**Task details**
Find the string "Ogonki" and gather every line that holds it.

**Records supplied**
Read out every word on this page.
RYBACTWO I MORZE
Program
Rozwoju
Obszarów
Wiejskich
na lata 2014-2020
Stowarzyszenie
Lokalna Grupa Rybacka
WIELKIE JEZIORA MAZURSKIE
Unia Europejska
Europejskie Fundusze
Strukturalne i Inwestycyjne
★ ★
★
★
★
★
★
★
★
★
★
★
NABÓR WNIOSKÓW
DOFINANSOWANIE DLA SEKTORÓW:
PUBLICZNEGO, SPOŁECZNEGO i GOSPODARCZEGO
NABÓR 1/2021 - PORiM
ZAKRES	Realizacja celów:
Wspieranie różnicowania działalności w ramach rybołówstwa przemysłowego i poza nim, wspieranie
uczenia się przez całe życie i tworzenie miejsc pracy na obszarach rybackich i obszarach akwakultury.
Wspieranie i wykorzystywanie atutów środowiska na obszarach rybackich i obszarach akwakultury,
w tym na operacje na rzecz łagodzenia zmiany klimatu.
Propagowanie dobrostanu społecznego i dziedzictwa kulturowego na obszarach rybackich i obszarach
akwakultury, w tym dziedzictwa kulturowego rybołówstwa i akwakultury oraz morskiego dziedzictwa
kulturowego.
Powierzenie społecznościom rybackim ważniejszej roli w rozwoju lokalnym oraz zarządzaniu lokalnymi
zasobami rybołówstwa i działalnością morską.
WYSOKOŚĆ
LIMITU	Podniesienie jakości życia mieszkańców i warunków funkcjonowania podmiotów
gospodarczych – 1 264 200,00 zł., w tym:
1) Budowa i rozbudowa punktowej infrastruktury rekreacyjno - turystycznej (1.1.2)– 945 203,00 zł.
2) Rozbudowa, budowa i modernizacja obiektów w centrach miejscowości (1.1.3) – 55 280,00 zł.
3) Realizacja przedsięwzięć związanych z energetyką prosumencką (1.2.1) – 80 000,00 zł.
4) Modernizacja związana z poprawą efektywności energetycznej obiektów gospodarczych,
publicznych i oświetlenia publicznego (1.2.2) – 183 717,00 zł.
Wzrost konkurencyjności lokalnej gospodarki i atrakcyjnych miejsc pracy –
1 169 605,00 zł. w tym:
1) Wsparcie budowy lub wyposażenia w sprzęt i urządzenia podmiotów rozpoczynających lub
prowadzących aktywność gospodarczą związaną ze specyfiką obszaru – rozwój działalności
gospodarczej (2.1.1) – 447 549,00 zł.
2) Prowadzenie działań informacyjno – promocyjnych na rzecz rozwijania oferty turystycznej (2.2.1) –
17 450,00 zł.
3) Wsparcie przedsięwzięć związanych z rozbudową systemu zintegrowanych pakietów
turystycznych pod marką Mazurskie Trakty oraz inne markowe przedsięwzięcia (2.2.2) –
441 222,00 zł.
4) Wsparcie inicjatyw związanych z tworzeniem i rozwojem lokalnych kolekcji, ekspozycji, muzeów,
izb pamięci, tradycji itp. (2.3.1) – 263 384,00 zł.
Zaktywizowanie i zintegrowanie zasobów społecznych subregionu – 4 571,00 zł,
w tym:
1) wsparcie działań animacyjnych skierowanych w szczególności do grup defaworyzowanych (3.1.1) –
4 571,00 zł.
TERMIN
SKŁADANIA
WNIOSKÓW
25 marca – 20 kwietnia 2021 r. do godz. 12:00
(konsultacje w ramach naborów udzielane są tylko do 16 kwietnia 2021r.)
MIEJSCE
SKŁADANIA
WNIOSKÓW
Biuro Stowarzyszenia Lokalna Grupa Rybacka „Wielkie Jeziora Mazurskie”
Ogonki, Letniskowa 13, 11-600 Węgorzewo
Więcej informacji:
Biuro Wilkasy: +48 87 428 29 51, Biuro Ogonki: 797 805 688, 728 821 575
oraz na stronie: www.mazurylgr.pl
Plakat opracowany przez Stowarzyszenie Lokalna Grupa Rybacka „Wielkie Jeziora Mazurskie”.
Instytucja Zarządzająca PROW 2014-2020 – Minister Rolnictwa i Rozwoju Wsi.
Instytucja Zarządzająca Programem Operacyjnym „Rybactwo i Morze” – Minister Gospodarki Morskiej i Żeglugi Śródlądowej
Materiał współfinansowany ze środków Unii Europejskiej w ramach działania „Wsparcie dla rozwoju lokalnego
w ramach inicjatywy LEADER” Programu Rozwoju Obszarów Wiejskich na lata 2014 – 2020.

**Response to the task**
Ogonki, Letniskowa 13, 11-600 Węgorzewo
Biuro Wilkasy: +48 87 428 29 51, Biuro Ogonki: 797 805 688, 728 821 575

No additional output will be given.